■ **GIVEN INSTRUCTION**: Drop the pictures from the entries below, then reproduce the rest exactly.

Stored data
###

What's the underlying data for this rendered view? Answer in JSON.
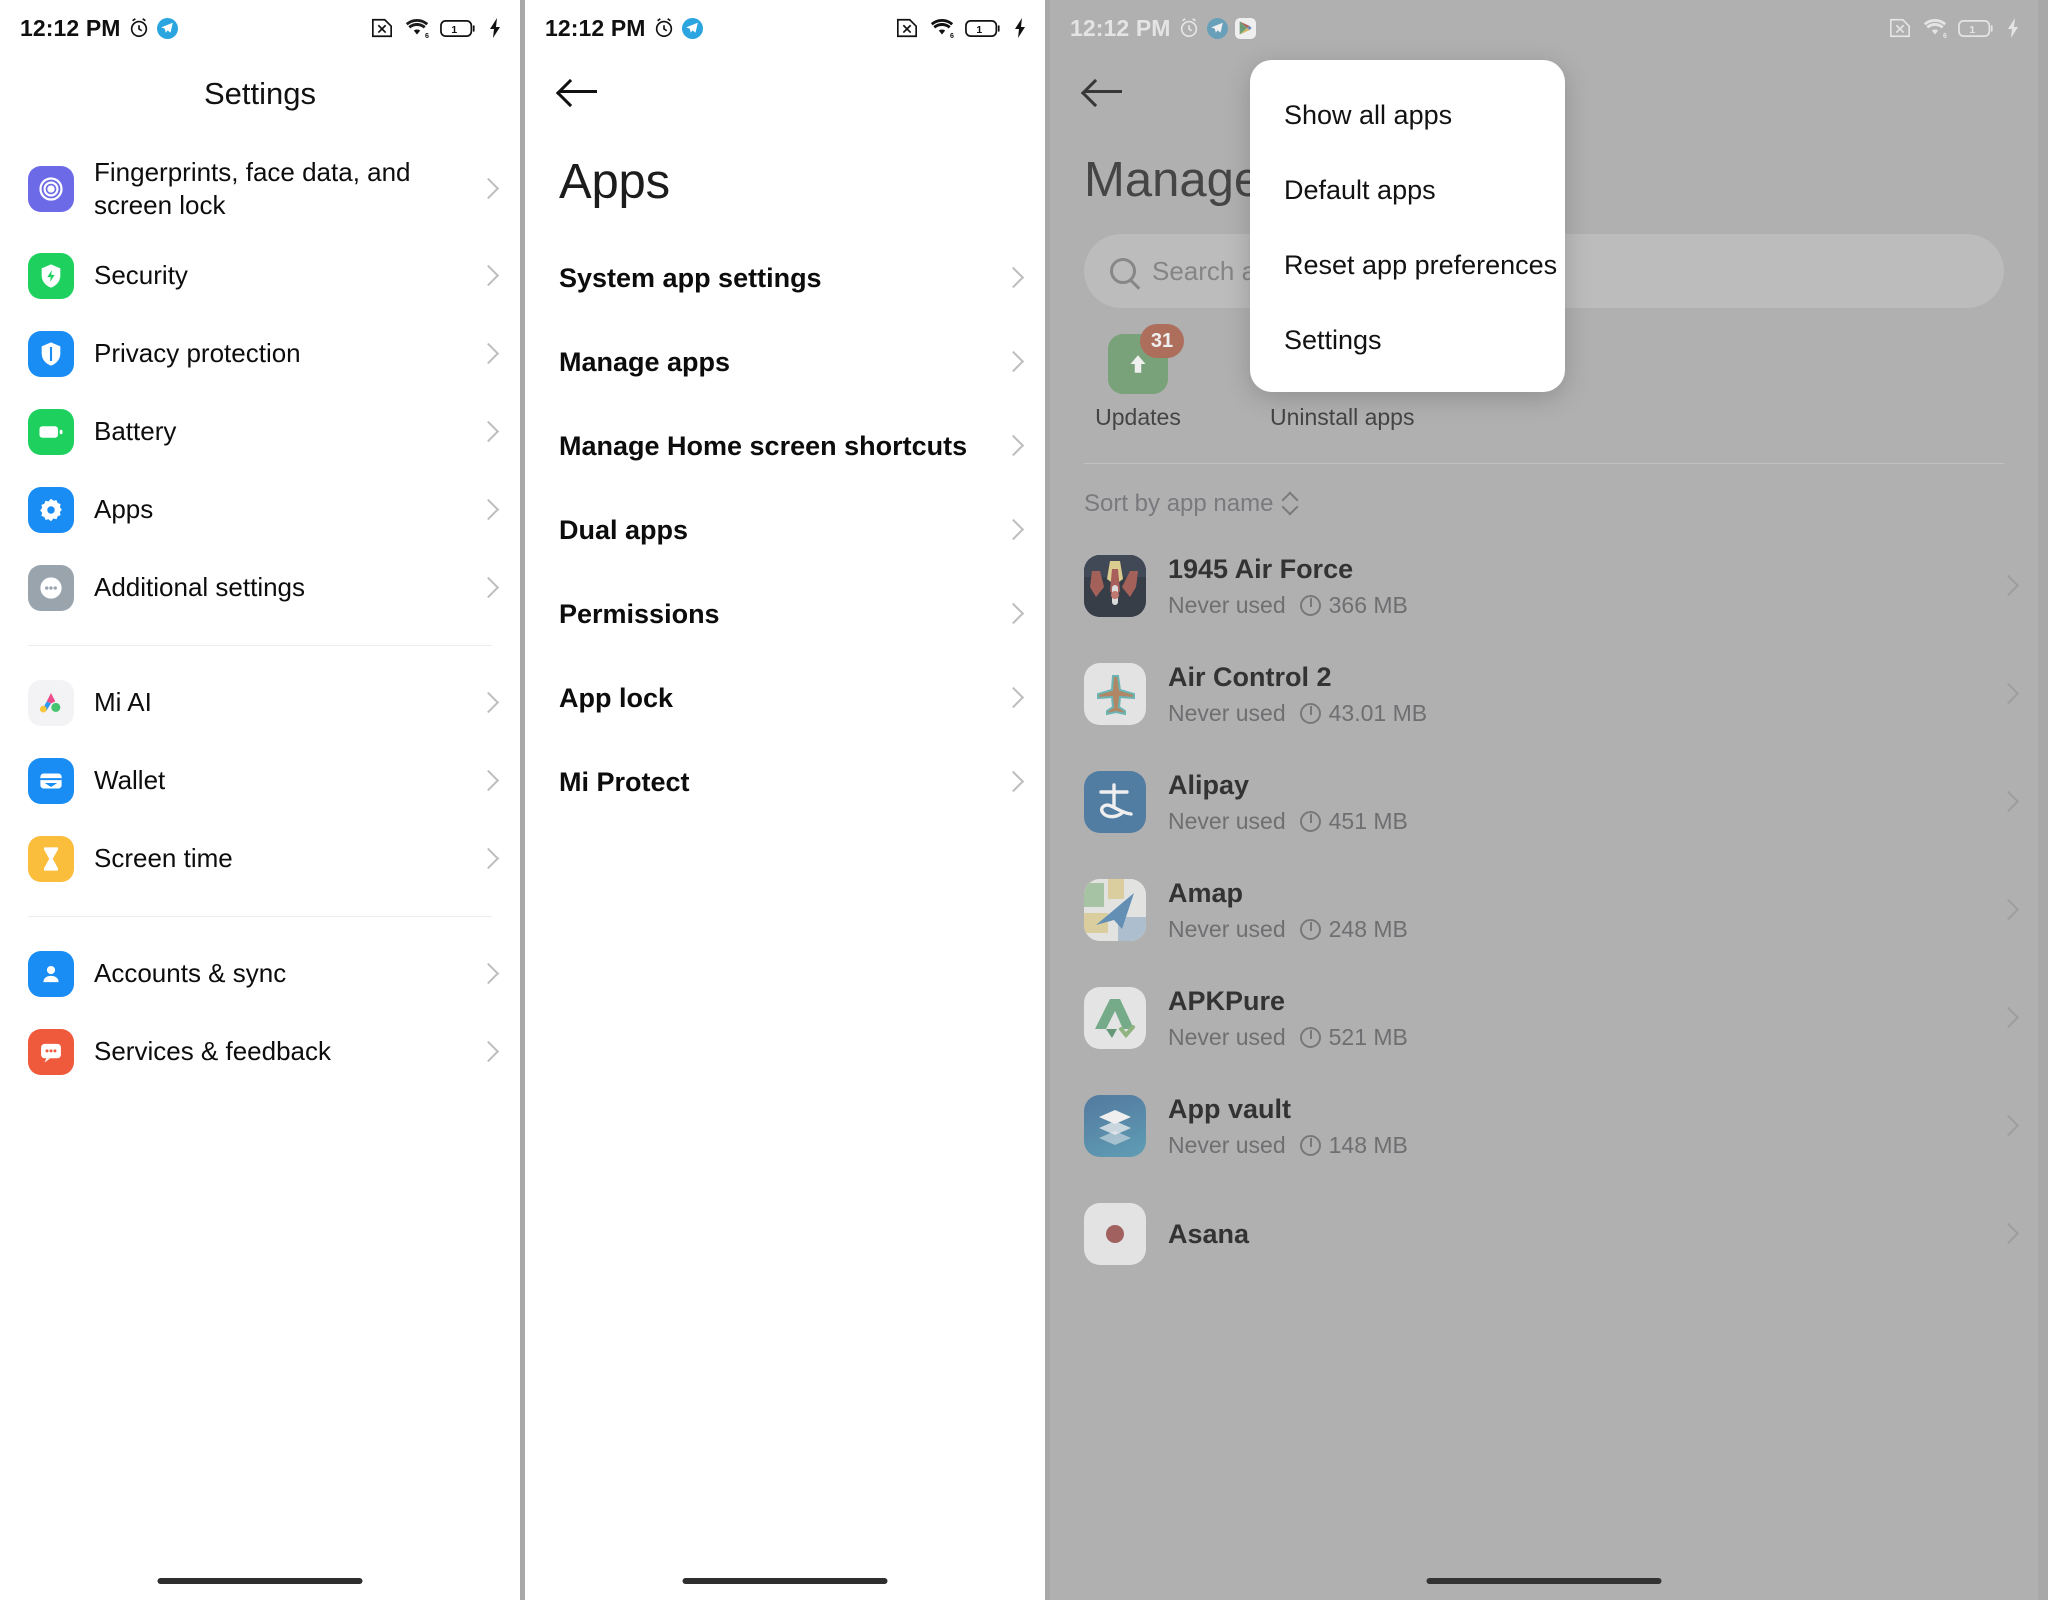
{
  "statusbar": {
    "time": "12:12 PM",
    "icons_left": [
      "alarm-clock-icon",
      "telegram-icon"
    ],
    "icons_left_panel3": [
      "alarm-clock-icon",
      "telegram-icon",
      "google-play-icon"
    ],
    "icons_right": [
      "sim-off-icon",
      "wifi-6-icon",
      "battery-icon",
      "charging-bolt-icon"
    ],
    "battery_level_label": "1"
  },
  "panel1": {
    "title": "Settings",
    "groups": [
      {
        "items": [
          {
            "label": "Fingerprints, face data, and screen lock",
            "icon": "fingerprint-icon",
            "icon_bg": "#6d6ae8"
          },
          {
            "label": "Security",
            "icon": "shield-bolt-icon",
            "icon_bg": "#1ed15e"
          },
          {
            "label": "Privacy protection",
            "icon": "privacy-shield-icon",
            "icon_bg": "#1a8df5"
          },
          {
            "label": "Battery",
            "icon": "battery-icon",
            "icon_bg": "#1ed15e"
          },
          {
            "label": "Apps",
            "icon": "gear-flower-icon",
            "icon_bg": "#1a8df5"
          },
          {
            "label": "Additional settings",
            "icon": "ellipsis-icon",
            "icon_bg": "#9aa4ad"
          }
        ]
      },
      {
        "items": [
          {
            "label": "Mi AI",
            "icon": "mi-ai-icon",
            "icon_bg": "#f3f3f5"
          },
          {
            "label": "Wallet",
            "icon": "wallet-icon",
            "icon_bg": "#1a8df5"
          },
          {
            "label": "Screen time",
            "icon": "hourglass-icon",
            "icon_bg": "#fbbd3c"
          }
        ]
      },
      {
        "items": [
          {
            "label": "Accounts & sync",
            "icon": "person-icon",
            "icon_bg": "#1a8df5"
          },
          {
            "label": "Services & feedback",
            "icon": "feedback-icon",
            "icon_bg": "#f05a3c"
          }
        ]
      }
    ]
  },
  "panel2": {
    "back_icon": "back-arrow-icon",
    "title": "Apps",
    "items": [
      {
        "label": "System app settings"
      },
      {
        "label": "Manage apps"
      },
      {
        "label": "Manage Home screen shortcuts"
      },
      {
        "label": "Dual apps"
      },
      {
        "label": "Permissions"
      },
      {
        "label": "App lock"
      },
      {
        "label": "Mi Protect"
      }
    ]
  },
  "panel3": {
    "back_icon": "back-arrow-icon",
    "title": "Manage apps",
    "search": {
      "placeholder": "Search among installed apps",
      "icon": "search-icon"
    },
    "quick_actions": [
      {
        "label": "Updates",
        "icon": "update-arrow-icon",
        "badge": "31",
        "icon_bg": "#4fab50",
        "badge_color": "#e1512a"
      },
      {
        "label": "Uninstall apps",
        "icon": "uninstall-icon",
        "icon_bg": "#e07c22"
      }
    ],
    "sort": {
      "label": "Sort by app name",
      "icon": "sort-chevrons-icon"
    },
    "apps": [
      {
        "name": "1945 Air Force",
        "used": "Never used",
        "size": "366 MB",
        "icon": "game-1945-icon"
      },
      {
        "name": "Air Control 2",
        "used": "Never used",
        "size": "43.01 MB",
        "icon": "airplane-icon"
      },
      {
        "name": "Alipay",
        "used": "Never used",
        "size": "451 MB",
        "icon": "alipay-icon"
      },
      {
        "name": "Amap",
        "used": "Never used",
        "size": "248 MB",
        "icon": "amap-icon"
      },
      {
        "name": "APKPure",
        "used": "Never used",
        "size": "521 MB",
        "icon": "apkpure-icon"
      },
      {
        "name": "App vault",
        "used": "Never used",
        "size": "148 MB",
        "icon": "app-vault-icon"
      },
      {
        "name": "Asana",
        "used": "",
        "size": "",
        "icon": "asana-icon"
      }
    ],
    "popup_menu": {
      "items": [
        {
          "label": "Show all apps"
        },
        {
          "label": "Default apps"
        },
        {
          "label": "Reset app preferences"
        },
        {
          "label": "Settings"
        }
      ]
    }
  },
  "colors": {
    "accent_blue": "#1a8df5",
    "accent_green": "#1ed15e",
    "badge_red": "#e1512a",
    "dim_overlay": "#b0b0b0"
  }
}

###

■ **FULL RESPONSE**:
What's the underlying data for this rendered view? Answer in JSON.
{
  "statusbar": {
    "time": "12:12 PM",
    "icons_left": [
      "alarm-clock-icon",
      "telegram-icon"
    ],
    "icons_left_panel3": [
      "alarm-clock-icon",
      "telegram-icon",
      "google-play-icon"
    ],
    "icons_right": [
      "sim-off-icon",
      "wifi-6-icon",
      "battery-icon",
      "charging-bolt-icon"
    ],
    "battery_level_label": "1"
  },
  "panel1": {
    "title": "Settings",
    "groups": [
      {
        "items": [
          {
            "label": "Fingerprints, face data, and screen lock",
            "icon": "fingerprint-icon",
            "icon_bg": "#6d6ae8"
          },
          {
            "label": "Security",
            "icon": "shield-bolt-icon",
            "icon_bg": "#1ed15e"
          },
          {
            "label": "Privacy protection",
            "icon": "privacy-shield-icon",
            "icon_bg": "#1a8df5"
          },
          {
            "label": "Battery",
            "icon": "battery-icon",
            "icon_bg": "#1ed15e"
          },
          {
            "label": "Apps",
            "icon": "gear-flower-icon",
            "icon_bg": "#1a8df5"
          },
          {
            "label": "Additional settings",
            "icon": "ellipsis-icon",
            "icon_bg": "#9aa4ad"
          }
        ]
      },
      {
        "items": [
          {
            "label": "Mi AI",
            "icon": "mi-ai-icon",
            "icon_bg": "#f3f3f5"
          },
          {
            "label": "Wallet",
            "icon": "wallet-icon",
            "icon_bg": "#1a8df5"
          },
          {
            "label": "Screen time",
            "icon": "hourglass-icon",
            "icon_bg": "#fbbd3c"
          }
        ]
      },
      {
        "items": [
          {
            "label": "Accounts & sync",
            "icon": "person-icon",
            "icon_bg": "#1a8df5"
          },
          {
            "label": "Services & feedback",
            "icon": "feedback-icon",
            "icon_bg": "#f05a3c"
          }
        ]
      }
    ]
  },
  "panel2": {
    "back_icon": "back-arrow-icon",
    "title": "Apps",
    "items": [
      {
        "label": "System app settings"
      },
      {
        "label": "Manage apps"
      },
      {
        "label": "Manage Home screen shortcuts"
      },
      {
        "label": "Dual apps"
      },
      {
        "label": "Permissions"
      },
      {
        "label": "App lock"
      },
      {
        "label": "Mi Protect"
      }
    ]
  },
  "panel3": {
    "back_icon": "back-arrow-icon",
    "title": "Manage apps",
    "search": {
      "placeholder": "Search among installed apps",
      "icon": "search-icon"
    },
    "quick_actions": [
      {
        "label": "Updates",
        "icon": "update-arrow-icon",
        "badge": "31",
        "icon_bg": "#4fab50",
        "badge_color": "#e1512a"
      },
      {
        "label": "Uninstall apps",
        "icon": "uninstall-icon",
        "icon_bg": "#e07c22"
      }
    ],
    "sort": {
      "label": "Sort by app name",
      "icon": "sort-chevrons-icon"
    },
    "apps": [
      {
        "name": "1945 Air Force",
        "used": "Never used",
        "size": "366 MB",
        "icon": "game-1945-icon"
      },
      {
        "name": "Air Control 2",
        "used": "Never used",
        "size": "43.01 MB",
        "icon": "airplane-icon"
      },
      {
        "name": "Alipay",
        "used": "Never used",
        "size": "451 MB",
        "icon": "alipay-icon"
      },
      {
        "name": "Amap",
        "used": "Never used",
        "size": "248 MB",
        "icon": "amap-icon"
      },
      {
        "name": "APKPure",
        "used": "Never used",
        "size": "521 MB",
        "icon": "apkpure-icon"
      },
      {
        "name": "App vault",
        "used": "Never used",
        "size": "148 MB",
        "icon": "app-vault-icon"
      },
      {
        "name": "Asana",
        "used": "",
        "size": "",
        "icon": "asana-icon"
      }
    ],
    "popup_menu": {
      "items": [
        {
          "label": "Show all apps"
        },
        {
          "label": "Default apps"
        },
        {
          "label": "Reset app preferences"
        },
        {
          "label": "Settings"
        }
      ]
    }
  },
  "colors": {
    "accent_blue": "#1a8df5",
    "accent_green": "#1ed15e",
    "badge_red": "#e1512a",
    "dim_overlay": "#b0b0b0"
  }
}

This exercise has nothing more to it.